EXERCISE REQUIREMENTS: Report each line of the data that has "định" somewhere in it.

(Saved entries)
━━━━━━━━━━━━━━━━━━━━

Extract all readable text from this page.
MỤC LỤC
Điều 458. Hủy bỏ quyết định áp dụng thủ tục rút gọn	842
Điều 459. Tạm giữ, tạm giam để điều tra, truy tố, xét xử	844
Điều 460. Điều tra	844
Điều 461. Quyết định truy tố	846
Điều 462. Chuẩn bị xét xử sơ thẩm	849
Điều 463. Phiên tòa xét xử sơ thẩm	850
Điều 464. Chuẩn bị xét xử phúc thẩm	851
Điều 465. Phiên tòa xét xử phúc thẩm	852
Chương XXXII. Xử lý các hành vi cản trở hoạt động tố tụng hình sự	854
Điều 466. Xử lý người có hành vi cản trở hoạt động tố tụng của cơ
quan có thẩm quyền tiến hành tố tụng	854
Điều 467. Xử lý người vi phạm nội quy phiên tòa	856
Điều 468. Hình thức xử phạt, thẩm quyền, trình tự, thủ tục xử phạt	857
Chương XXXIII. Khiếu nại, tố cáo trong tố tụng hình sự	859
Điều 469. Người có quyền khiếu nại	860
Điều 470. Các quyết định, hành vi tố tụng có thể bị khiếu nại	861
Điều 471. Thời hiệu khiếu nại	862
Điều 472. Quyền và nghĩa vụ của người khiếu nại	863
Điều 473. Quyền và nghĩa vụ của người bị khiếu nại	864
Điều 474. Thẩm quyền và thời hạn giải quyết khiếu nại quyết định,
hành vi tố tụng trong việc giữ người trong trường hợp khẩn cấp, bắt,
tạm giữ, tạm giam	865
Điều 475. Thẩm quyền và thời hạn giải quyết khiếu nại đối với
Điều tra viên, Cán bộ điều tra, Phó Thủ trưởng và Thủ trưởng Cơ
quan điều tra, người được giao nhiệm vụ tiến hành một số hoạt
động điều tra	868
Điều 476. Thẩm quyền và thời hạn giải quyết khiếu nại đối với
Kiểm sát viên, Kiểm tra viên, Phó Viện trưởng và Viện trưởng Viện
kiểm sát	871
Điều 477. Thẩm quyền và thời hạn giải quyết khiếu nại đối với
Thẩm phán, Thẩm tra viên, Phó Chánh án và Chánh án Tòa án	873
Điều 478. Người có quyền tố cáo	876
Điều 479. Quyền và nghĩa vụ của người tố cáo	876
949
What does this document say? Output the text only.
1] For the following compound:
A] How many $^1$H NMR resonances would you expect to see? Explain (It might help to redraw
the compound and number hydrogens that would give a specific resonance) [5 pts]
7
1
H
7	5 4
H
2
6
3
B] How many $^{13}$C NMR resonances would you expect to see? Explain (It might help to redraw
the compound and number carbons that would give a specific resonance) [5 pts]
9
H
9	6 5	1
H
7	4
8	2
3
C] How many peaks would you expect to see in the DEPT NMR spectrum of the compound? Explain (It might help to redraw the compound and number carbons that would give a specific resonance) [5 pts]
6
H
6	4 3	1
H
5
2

━━━━━━━━━━━━━━━━━━━━

OUTPUT FOR THIS TASK:
Điều 458. Hủy bỏ quyết định áp dụng thủ tục rút gọn	842
Điều 461. Quyết định truy tố	846
Điều 470. Các quyết định, hành vi tố tụng có thể bị khiếu nại	861
Điều 474. Thẩm quyền và thời hạn giải quyết khiếu nại quyết định,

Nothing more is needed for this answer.